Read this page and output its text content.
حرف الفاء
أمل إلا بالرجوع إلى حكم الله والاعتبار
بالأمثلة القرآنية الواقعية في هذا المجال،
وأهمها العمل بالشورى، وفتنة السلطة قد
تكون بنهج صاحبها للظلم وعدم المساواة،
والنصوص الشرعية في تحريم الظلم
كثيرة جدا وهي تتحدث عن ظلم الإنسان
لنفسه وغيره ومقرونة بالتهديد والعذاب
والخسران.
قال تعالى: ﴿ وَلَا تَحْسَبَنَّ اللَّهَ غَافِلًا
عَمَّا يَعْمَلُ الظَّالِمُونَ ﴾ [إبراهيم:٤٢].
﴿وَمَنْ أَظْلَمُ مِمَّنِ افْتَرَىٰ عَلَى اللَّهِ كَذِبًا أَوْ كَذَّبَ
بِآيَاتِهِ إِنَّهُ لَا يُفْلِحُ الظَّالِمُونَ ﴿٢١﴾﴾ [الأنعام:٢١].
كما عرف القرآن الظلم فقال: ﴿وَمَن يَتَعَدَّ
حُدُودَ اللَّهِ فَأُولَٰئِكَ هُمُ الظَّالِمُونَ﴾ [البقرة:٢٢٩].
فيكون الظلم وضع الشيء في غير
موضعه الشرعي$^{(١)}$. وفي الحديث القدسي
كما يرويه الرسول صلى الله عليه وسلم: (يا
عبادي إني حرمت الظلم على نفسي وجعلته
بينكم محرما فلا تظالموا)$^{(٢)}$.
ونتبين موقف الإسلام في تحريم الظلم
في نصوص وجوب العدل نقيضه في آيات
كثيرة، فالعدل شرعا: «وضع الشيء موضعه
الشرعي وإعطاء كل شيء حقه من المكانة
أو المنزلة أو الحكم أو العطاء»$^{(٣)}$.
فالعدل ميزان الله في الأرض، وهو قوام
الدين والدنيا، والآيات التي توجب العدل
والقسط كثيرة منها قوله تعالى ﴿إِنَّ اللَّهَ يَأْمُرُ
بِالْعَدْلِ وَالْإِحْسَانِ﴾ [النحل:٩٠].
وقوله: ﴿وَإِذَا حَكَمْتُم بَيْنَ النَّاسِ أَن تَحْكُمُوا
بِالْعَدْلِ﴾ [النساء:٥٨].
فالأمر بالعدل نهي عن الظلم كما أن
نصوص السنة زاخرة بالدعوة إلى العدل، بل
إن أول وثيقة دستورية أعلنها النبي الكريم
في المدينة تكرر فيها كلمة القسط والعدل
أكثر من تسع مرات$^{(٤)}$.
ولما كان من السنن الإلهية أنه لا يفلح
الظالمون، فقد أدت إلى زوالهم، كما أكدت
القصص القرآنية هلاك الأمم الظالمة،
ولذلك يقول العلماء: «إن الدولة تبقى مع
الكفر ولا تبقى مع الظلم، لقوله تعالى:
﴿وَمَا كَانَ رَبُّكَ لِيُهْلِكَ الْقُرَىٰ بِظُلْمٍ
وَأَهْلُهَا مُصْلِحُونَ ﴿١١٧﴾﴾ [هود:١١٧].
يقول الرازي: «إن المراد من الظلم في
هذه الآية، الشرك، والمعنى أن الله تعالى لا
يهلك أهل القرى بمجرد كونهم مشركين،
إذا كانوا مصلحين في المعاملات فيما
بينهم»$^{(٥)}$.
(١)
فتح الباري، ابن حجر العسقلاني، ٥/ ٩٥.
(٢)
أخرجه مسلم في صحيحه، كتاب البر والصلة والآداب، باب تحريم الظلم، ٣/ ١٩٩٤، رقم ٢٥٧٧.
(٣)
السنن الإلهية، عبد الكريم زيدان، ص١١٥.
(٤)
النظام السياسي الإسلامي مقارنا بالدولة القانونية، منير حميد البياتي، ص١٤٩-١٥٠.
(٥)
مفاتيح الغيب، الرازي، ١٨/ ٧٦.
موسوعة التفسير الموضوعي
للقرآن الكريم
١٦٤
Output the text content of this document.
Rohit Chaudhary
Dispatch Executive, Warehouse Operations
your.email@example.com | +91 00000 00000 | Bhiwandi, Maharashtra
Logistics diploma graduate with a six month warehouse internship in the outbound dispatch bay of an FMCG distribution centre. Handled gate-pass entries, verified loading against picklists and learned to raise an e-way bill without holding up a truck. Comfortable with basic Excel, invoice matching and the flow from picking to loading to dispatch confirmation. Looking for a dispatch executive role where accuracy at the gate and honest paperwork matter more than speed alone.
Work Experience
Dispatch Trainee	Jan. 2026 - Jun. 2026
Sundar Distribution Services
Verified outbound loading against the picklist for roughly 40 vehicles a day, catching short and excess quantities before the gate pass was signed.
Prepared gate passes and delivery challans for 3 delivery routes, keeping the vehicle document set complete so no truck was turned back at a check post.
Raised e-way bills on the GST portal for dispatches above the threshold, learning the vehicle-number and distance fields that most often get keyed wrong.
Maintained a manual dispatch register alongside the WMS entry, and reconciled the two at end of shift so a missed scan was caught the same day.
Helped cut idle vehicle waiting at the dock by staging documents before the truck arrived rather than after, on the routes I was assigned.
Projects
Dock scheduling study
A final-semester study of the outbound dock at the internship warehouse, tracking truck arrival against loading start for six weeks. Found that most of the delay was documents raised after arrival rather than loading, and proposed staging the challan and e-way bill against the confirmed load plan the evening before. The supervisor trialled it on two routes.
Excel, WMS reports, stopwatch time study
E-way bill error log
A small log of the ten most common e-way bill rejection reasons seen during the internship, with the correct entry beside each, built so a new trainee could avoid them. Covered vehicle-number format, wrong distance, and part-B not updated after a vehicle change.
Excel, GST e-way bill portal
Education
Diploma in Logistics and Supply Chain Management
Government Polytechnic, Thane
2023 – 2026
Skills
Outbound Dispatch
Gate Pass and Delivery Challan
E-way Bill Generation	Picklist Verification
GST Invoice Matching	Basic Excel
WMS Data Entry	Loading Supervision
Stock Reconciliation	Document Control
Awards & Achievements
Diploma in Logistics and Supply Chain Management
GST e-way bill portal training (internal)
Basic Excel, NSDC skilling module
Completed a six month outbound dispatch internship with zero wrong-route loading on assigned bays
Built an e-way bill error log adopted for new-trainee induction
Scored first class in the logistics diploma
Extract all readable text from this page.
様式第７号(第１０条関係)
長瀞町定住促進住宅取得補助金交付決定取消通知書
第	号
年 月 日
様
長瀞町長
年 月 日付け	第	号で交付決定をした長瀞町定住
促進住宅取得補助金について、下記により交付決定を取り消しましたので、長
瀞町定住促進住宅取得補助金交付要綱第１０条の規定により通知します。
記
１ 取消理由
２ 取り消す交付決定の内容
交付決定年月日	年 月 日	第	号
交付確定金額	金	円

^^^^^^^^^^^^^^^^

> [Short problem]: Gather all lines with the string "content" from the data.

> [Task output]:
Read this page and output its text content.
Output the text content of this document.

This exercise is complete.